Problem statement —
Reproduce each line from the records that holds "image".

Provided entries —
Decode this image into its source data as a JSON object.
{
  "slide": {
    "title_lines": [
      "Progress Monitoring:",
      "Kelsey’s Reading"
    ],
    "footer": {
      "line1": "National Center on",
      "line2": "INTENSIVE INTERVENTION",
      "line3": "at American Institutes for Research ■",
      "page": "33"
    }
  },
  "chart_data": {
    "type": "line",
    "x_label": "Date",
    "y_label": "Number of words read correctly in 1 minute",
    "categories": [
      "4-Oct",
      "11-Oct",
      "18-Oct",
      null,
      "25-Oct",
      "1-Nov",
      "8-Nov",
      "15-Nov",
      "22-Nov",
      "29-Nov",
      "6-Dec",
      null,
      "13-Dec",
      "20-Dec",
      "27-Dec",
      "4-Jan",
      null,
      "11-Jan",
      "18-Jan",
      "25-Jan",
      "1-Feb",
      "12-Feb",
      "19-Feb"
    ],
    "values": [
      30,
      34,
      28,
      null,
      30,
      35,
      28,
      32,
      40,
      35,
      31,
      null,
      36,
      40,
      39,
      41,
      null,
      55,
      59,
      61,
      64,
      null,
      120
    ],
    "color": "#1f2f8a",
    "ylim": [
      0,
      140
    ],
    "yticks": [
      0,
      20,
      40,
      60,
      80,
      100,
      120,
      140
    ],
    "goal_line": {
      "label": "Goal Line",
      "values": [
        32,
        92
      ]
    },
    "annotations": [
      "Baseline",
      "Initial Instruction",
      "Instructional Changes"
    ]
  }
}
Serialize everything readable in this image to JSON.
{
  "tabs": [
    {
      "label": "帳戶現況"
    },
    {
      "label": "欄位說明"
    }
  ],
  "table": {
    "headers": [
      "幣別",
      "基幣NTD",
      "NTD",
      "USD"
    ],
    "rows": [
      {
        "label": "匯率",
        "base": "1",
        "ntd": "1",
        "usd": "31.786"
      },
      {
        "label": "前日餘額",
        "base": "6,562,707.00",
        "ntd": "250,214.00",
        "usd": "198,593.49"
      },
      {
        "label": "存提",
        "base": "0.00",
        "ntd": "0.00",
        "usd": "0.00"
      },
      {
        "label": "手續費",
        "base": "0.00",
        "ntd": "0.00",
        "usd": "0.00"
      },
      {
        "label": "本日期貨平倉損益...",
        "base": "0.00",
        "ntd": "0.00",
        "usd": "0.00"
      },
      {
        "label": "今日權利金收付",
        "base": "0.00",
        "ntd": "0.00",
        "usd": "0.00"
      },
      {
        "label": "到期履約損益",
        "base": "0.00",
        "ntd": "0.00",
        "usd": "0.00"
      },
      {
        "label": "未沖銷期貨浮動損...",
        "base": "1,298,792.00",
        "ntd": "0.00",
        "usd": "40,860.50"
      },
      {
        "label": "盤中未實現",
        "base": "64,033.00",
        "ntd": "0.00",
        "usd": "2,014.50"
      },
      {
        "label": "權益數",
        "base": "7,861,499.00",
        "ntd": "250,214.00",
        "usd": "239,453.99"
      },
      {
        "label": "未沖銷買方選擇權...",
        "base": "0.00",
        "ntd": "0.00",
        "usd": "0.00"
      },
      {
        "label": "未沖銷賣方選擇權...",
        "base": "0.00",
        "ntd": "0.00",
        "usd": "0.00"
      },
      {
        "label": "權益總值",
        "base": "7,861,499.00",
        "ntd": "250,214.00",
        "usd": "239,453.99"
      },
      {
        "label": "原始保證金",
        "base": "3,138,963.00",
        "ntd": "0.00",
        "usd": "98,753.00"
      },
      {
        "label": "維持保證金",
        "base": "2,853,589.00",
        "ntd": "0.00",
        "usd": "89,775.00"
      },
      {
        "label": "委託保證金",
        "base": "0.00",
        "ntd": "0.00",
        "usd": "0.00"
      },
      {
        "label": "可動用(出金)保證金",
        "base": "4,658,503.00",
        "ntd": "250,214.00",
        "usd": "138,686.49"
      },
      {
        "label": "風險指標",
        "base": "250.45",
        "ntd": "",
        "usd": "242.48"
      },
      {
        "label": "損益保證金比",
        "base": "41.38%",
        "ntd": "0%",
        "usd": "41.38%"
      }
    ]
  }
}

The solution —
Decode this image into its source data as a JSON object.
Serialize everything readable in this image to JSON.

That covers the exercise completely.